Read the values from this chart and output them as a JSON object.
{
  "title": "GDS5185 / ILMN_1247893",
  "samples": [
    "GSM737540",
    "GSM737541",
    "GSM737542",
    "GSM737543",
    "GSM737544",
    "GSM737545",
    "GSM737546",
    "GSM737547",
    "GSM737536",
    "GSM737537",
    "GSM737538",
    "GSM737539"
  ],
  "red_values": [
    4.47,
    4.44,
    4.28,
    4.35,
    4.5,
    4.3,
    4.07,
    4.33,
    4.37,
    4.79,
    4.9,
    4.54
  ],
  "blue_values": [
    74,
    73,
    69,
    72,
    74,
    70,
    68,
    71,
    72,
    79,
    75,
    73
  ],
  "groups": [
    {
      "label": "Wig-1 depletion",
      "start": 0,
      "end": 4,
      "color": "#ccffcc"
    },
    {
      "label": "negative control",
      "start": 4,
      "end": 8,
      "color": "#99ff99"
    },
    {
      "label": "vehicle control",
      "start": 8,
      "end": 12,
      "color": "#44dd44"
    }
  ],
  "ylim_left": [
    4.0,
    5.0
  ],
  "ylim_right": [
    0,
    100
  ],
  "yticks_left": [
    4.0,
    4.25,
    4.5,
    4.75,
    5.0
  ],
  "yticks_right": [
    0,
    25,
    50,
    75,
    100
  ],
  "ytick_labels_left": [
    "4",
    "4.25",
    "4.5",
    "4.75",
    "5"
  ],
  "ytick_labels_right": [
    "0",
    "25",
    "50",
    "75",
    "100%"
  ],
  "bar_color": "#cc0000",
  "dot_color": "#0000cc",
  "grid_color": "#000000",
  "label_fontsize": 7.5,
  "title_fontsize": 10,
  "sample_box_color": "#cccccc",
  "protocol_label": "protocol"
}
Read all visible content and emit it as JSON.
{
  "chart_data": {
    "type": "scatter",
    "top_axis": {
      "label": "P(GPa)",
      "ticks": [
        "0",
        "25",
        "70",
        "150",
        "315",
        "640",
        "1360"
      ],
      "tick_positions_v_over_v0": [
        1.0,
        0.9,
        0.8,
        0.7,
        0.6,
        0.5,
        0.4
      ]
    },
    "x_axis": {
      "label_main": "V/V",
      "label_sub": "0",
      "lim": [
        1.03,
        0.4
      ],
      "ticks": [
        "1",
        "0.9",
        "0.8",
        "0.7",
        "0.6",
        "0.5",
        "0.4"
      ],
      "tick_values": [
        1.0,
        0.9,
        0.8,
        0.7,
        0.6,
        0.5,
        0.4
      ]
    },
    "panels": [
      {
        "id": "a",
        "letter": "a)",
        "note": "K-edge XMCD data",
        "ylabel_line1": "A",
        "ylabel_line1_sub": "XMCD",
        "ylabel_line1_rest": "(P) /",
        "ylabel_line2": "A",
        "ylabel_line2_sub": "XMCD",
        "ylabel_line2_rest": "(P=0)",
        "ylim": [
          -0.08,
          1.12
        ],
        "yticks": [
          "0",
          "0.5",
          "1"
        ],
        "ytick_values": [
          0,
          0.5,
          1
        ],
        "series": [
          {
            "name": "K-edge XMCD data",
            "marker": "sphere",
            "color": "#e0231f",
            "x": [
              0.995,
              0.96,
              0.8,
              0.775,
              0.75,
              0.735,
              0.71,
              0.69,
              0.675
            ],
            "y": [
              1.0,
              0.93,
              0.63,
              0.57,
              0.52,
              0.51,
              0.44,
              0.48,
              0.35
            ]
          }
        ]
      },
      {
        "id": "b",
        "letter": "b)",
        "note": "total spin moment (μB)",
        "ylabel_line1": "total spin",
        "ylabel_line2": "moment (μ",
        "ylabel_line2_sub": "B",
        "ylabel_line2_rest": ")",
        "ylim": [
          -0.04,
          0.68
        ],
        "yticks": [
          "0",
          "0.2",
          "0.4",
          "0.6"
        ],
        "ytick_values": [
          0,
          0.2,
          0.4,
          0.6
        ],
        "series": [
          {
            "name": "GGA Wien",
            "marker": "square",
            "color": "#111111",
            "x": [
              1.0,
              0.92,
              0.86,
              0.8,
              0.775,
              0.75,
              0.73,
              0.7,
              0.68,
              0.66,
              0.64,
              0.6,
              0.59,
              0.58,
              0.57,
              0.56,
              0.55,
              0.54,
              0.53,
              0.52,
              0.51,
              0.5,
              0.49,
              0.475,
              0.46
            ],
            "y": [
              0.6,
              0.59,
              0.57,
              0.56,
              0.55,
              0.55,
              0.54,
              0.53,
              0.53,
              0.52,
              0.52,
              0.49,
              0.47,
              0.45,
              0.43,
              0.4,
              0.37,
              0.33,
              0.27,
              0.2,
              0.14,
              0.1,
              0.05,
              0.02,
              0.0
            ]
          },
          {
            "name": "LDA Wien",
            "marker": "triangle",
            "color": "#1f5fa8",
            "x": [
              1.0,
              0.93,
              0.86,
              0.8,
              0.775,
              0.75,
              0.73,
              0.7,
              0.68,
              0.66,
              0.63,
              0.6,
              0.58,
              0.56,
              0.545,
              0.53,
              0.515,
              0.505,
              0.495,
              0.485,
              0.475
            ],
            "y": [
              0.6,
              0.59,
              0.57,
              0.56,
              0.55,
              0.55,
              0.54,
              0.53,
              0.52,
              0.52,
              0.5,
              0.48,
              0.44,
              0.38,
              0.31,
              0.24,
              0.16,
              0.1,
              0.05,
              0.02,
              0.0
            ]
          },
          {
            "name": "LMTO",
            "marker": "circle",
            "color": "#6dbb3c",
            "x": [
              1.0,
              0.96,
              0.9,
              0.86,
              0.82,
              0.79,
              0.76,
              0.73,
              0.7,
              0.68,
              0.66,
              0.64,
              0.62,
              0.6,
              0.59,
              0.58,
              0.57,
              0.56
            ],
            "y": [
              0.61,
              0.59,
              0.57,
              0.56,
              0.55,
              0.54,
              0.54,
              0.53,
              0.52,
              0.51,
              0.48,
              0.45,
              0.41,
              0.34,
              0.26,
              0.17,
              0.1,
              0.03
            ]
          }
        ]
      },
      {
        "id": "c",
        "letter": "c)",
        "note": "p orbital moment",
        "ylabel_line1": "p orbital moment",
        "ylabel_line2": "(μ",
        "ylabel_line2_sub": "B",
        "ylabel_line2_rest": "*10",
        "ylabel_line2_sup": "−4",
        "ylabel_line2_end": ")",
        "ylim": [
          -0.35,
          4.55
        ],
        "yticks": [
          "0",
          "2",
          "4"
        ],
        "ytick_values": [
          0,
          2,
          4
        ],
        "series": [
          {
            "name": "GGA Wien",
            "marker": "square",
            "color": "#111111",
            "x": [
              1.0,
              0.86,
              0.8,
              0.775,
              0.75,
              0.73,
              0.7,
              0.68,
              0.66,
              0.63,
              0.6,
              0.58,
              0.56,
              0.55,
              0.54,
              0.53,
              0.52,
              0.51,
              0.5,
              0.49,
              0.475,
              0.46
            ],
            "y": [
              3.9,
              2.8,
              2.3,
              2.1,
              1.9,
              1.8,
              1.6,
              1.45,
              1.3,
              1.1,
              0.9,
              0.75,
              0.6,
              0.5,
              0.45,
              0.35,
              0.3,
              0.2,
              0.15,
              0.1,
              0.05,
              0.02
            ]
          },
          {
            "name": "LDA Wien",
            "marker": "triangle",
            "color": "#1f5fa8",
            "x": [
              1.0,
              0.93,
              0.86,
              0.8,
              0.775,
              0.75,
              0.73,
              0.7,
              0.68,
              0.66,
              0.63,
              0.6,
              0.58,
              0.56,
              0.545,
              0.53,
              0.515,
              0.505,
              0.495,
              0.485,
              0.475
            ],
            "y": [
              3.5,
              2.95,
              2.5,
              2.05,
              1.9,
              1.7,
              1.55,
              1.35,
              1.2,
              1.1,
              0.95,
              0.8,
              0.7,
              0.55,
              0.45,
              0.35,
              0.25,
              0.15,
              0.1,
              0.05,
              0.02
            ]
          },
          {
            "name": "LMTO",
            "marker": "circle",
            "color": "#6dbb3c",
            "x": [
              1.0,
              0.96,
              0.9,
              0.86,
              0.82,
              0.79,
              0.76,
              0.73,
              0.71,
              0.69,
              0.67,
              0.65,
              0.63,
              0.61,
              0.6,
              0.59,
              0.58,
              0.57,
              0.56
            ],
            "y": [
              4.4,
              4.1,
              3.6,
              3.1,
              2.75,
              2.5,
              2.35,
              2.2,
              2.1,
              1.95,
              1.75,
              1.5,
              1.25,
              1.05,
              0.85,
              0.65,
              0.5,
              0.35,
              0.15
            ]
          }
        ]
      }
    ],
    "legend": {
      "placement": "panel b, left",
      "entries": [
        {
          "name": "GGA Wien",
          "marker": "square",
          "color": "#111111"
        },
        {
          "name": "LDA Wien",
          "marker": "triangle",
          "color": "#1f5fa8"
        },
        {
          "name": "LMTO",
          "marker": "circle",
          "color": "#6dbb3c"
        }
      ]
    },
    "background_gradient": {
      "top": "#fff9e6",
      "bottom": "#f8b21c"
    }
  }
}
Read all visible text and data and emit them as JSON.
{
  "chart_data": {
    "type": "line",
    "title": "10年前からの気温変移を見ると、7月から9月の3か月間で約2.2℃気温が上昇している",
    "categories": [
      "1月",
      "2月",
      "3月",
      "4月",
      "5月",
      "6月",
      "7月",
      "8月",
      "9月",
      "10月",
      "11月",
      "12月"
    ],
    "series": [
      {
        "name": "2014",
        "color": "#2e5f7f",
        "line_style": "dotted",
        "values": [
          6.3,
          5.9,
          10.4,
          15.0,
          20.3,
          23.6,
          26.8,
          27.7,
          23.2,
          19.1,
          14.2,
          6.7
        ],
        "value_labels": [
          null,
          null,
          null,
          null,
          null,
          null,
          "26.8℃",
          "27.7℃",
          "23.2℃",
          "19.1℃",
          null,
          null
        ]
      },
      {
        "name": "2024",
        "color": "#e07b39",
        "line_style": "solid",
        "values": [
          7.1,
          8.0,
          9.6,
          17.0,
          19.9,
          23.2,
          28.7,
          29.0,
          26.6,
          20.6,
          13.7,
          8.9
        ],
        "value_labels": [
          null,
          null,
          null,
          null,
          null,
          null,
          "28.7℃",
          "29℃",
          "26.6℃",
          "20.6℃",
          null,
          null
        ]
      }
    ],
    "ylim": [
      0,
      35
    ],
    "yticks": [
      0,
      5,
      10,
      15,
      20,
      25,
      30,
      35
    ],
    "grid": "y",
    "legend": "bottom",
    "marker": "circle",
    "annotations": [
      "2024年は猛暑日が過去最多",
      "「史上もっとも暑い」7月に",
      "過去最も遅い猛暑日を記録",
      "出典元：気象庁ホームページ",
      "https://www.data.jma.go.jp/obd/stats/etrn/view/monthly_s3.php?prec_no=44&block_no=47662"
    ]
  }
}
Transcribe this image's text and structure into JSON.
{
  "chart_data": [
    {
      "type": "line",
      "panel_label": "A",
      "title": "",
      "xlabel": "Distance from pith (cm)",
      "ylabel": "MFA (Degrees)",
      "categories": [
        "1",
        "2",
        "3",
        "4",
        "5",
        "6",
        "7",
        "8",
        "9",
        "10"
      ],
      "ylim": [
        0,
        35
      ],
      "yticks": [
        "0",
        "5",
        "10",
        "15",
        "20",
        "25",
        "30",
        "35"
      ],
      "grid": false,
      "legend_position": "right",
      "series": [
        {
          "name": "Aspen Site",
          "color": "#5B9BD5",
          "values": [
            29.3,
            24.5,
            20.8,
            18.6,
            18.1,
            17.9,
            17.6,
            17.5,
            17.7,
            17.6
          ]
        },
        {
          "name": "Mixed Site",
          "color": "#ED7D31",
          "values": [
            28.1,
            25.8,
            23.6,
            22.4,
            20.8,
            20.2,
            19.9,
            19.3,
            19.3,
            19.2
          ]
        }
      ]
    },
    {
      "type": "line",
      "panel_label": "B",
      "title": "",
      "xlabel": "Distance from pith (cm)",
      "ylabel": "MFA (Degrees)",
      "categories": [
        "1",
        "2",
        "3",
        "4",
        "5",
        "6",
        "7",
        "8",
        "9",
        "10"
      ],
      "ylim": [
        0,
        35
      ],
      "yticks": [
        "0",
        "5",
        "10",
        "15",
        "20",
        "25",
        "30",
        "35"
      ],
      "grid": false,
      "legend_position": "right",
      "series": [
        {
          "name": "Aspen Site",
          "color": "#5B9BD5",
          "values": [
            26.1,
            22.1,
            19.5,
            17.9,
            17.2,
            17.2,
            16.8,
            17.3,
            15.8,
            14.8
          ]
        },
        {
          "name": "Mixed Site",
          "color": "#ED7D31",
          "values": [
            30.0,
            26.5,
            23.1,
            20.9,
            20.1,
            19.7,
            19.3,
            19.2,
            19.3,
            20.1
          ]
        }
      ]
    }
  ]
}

===

(WHAT THE EXERCISE ASKS):
Pick each line holding the word "XMCD" out of the listing.

(COMPLETE RESPONSE):
        "note": "K-edge XMCD data",
        "ylabel_line1_sub": "XMCD",
        "ylabel_line2_sub": "XMCD",
            "name": "K-edge XMCD data",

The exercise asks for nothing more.